_OBJECTIVE_: Repeat every entry word for word, but leave the images out of your copy.

-- EXTRACTED DATA start --

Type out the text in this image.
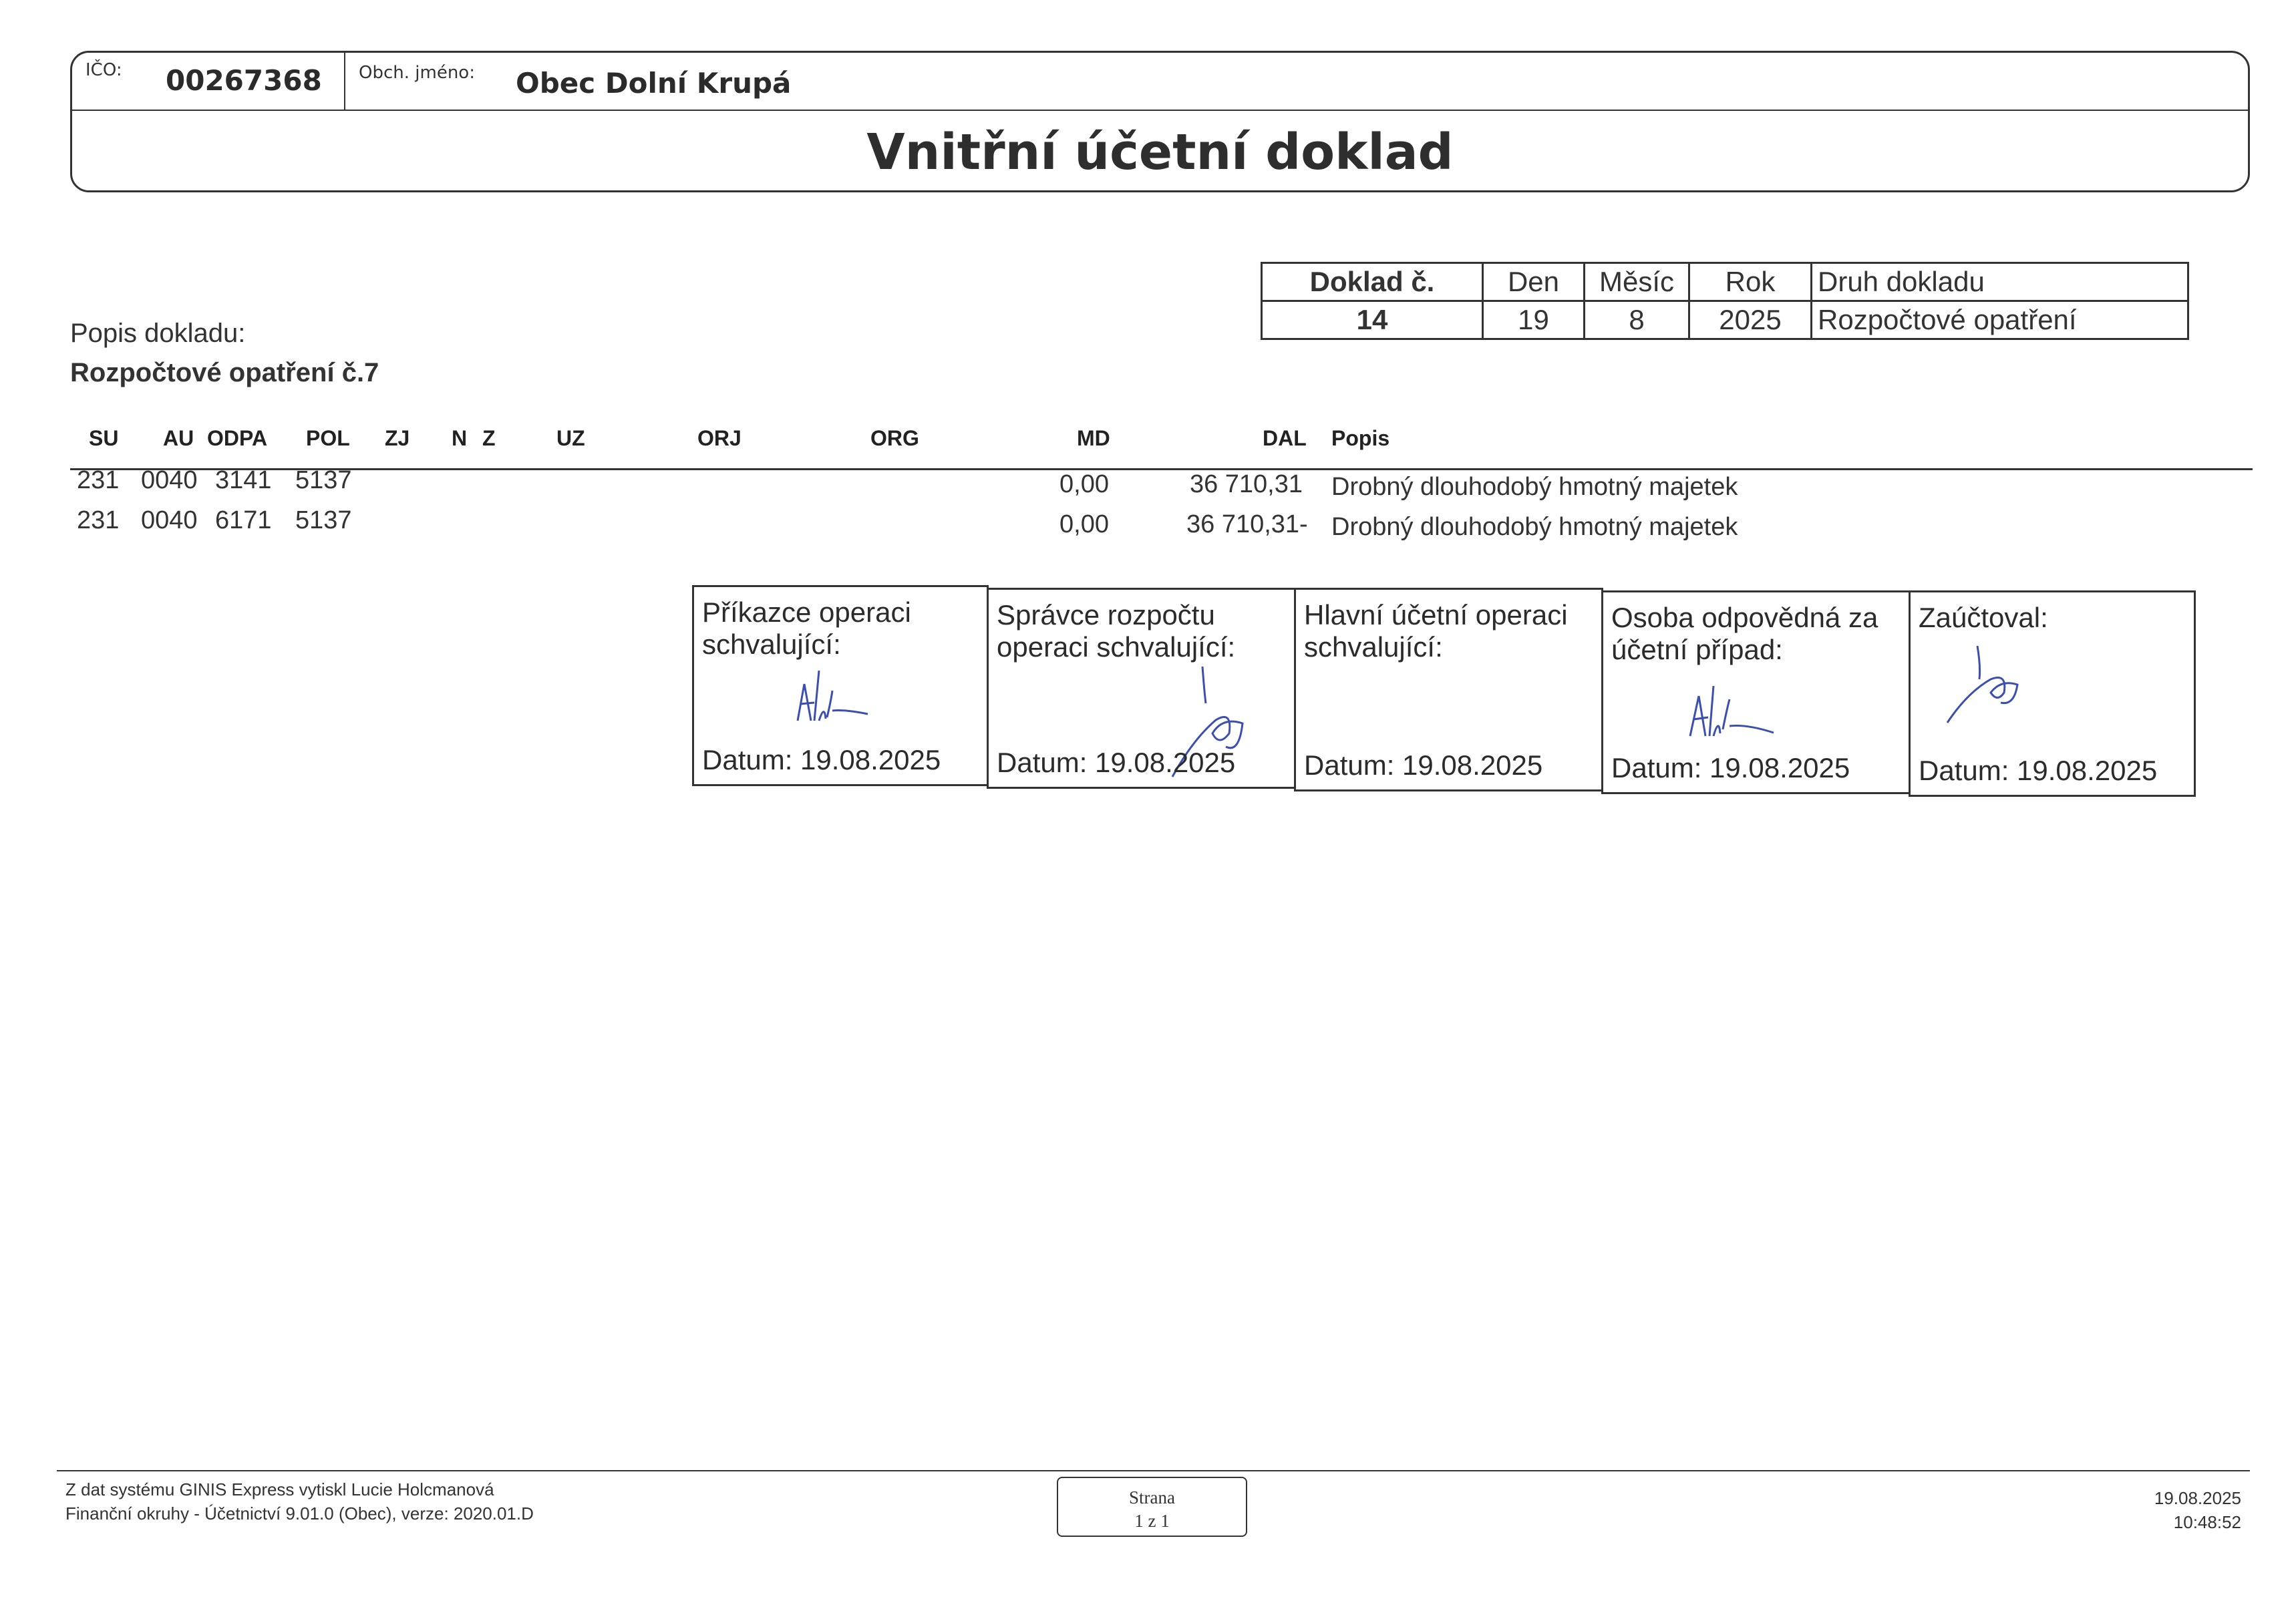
IČO: 00267368 Obch. jméno: Obec Dolní Krupá
Vnitřní účetní doklad
Doklad č.	Den	Měsíc	Rok	Druh dokladu
14	19	8	2025	Rozpočtové opatření
Popis dokladu:
Rozpočtové opatření č.7
SU AU ODPA POL ZJ N Z	UZ	ORJ	ORG	MD	DAL Popis
231 0040 3141 5137	0,00	36 710,31 Drobný dlouhodobý hmotný majetek
231 0040 6171 5137	0,00	36 710,31- Drobný dlouhodobý hmotný majetek
Příkazce operaci schvalující:
Datum: 19.08.2025
Správce rozpočtu operaci schvalující:
Datum: 19.08.2025
Hlavní účetní operaci schvalující:
Datum: 19.08.2025
Osoba odpovědná za účetní případ:
Datum: 19.08.2025
Zaúčtoval:
Datum: 19.08.2025
Z dat systému GINIS Express vytiskl Lucie Holcmanová
Finanční okruhy - Účetnictví 9.01.0 (Obec), verze: 2020.01.D
Strana
1 z 1
19.08.2025
10:48:52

-- EXTRACTED DATA end --

_TASK SOLUTION_:
Type out the text in this image.
IČO: 00267368 Obch. jméno: Obec Dolní Krupá
Vnitřní účetní doklad
Doklad č.	Den	Měsíc	Rok	Druh dokladu
14	19	8	2025	Rozpočtové opatření
Popis dokladu:
Rozpočtové opatření č.7
SU AU ODPA POL ZJ N Z	UZ	ORJ	ORG	MD	DAL Popis
231 0040 3141 5137	0,00	36 710,31 Drobný dlouhodobý hmotný majetek
231 0040 6171 5137	0,00	36 710,31- Drobný dlouhodobý hmotný majetek
Příkazce operaci schvalující:
Datum: 19.08.2025
Správce rozpočtu operaci schvalující:
Datum: 19.08.2025
Hlavní účetní operaci schvalující:
Datum: 19.08.2025
Osoba odpovědná za účetní případ:
Datum: 19.08.2025
Zaúčtoval:
Datum: 19.08.2025
Z dat systému GINIS Express vytiskl Lucie Holcmanová
Finanční okruhy - Účetnictví 9.01.0 (Obec), verze: 2020.01.D
Strana
1 z 1
19.08.2025
10:48:52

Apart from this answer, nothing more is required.